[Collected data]
┄┄┄┄┄┄┄┄┄┄
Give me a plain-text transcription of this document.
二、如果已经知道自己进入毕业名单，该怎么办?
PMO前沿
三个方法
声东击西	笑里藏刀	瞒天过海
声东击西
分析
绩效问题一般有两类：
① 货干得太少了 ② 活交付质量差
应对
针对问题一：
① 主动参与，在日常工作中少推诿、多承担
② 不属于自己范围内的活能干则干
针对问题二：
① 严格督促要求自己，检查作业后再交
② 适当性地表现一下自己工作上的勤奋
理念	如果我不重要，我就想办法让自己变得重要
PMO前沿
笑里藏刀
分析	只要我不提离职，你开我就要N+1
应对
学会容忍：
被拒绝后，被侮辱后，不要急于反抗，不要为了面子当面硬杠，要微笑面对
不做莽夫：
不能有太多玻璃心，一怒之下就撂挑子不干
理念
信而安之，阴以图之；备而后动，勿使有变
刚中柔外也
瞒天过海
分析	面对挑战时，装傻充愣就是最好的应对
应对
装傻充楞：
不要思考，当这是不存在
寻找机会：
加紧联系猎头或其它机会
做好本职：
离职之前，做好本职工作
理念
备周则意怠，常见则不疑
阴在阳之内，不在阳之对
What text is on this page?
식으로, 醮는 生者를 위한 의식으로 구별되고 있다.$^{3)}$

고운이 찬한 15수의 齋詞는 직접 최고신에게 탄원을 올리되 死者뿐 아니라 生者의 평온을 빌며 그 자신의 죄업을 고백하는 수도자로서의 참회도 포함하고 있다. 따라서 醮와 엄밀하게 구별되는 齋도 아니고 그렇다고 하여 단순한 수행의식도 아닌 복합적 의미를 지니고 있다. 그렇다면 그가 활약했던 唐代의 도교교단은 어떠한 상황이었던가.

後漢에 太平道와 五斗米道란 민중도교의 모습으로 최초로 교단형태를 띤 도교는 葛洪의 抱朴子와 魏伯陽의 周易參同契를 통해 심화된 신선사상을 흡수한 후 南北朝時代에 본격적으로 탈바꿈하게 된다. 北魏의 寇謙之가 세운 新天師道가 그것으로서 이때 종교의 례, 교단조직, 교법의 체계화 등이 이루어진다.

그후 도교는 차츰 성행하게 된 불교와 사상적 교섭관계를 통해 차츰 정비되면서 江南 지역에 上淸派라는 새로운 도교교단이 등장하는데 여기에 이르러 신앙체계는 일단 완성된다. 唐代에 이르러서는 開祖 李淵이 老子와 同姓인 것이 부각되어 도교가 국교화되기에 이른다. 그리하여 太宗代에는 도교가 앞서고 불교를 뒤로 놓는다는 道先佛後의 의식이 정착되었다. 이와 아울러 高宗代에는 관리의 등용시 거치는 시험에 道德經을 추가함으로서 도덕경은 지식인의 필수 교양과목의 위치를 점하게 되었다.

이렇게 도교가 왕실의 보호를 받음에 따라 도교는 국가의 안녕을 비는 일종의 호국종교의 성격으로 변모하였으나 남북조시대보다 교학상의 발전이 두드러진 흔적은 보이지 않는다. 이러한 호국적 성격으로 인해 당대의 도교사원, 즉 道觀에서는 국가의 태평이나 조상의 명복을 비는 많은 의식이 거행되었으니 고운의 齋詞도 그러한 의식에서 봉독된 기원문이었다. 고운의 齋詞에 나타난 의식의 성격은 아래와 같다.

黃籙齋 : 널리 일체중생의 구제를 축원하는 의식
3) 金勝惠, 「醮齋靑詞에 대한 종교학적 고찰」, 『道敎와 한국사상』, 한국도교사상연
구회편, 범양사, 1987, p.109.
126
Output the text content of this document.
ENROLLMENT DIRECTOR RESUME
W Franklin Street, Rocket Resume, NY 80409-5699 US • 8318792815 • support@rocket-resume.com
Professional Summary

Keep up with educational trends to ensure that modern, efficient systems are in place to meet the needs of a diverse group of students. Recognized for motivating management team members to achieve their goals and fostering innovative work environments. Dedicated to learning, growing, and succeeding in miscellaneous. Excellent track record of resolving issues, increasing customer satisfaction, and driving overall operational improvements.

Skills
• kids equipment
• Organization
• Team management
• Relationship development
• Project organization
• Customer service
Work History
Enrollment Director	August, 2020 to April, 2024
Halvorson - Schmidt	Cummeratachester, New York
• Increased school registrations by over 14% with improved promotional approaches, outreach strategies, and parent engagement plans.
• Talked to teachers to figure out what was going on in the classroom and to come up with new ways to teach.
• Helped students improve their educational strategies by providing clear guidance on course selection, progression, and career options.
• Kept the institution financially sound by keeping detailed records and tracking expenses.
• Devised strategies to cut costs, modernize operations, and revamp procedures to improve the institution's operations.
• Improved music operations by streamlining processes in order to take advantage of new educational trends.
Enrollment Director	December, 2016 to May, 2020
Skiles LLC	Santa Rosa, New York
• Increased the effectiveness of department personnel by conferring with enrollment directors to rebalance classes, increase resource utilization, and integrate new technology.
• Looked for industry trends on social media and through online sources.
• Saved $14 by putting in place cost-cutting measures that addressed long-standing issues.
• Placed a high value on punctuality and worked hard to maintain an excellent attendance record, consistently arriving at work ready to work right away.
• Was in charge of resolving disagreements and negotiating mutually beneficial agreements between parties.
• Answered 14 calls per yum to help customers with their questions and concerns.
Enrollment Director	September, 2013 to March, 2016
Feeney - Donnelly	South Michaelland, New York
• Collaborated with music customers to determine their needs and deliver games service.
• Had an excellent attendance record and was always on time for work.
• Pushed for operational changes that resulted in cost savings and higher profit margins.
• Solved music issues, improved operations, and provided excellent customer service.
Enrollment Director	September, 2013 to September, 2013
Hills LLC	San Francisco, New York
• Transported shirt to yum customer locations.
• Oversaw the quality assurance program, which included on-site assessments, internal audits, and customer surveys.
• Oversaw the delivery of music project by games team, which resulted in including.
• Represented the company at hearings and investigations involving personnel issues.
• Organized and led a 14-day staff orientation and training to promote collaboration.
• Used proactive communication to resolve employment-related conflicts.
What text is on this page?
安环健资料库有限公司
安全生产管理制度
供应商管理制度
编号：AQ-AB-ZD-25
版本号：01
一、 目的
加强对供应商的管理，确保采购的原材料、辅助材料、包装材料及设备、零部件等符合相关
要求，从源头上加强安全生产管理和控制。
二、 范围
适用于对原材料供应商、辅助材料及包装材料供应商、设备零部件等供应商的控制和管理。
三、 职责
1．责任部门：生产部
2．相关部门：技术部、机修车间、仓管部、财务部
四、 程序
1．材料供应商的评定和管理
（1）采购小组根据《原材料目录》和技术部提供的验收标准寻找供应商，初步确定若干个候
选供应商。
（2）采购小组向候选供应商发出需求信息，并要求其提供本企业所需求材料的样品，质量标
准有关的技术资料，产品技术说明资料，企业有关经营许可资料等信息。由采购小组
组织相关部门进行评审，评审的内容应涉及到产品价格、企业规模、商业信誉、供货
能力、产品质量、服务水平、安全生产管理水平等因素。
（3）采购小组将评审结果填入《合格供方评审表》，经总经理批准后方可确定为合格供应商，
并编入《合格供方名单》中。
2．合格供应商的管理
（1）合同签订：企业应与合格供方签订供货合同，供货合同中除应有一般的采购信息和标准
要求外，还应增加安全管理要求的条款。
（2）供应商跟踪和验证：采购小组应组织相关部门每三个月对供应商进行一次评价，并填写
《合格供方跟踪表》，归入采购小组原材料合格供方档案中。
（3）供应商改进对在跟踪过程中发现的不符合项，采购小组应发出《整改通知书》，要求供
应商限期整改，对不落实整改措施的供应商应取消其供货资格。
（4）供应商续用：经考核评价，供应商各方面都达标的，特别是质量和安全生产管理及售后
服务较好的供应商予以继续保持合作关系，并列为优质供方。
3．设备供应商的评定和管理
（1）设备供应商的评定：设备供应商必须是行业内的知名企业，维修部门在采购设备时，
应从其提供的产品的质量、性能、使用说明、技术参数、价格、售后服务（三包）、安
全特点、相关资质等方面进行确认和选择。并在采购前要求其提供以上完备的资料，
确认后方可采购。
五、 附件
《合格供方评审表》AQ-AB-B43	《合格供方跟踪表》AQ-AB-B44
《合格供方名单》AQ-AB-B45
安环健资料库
┄┄┄┄┄┄┄┄┄┄
[Task goal]
Search the preceding listing for "customers" and extract every line where it is found.

[Expected answer]
• Answered 14 calls per yum to help customers with their questions and concerns.
• Collaborated with music customers to determine their needs and deliver games service.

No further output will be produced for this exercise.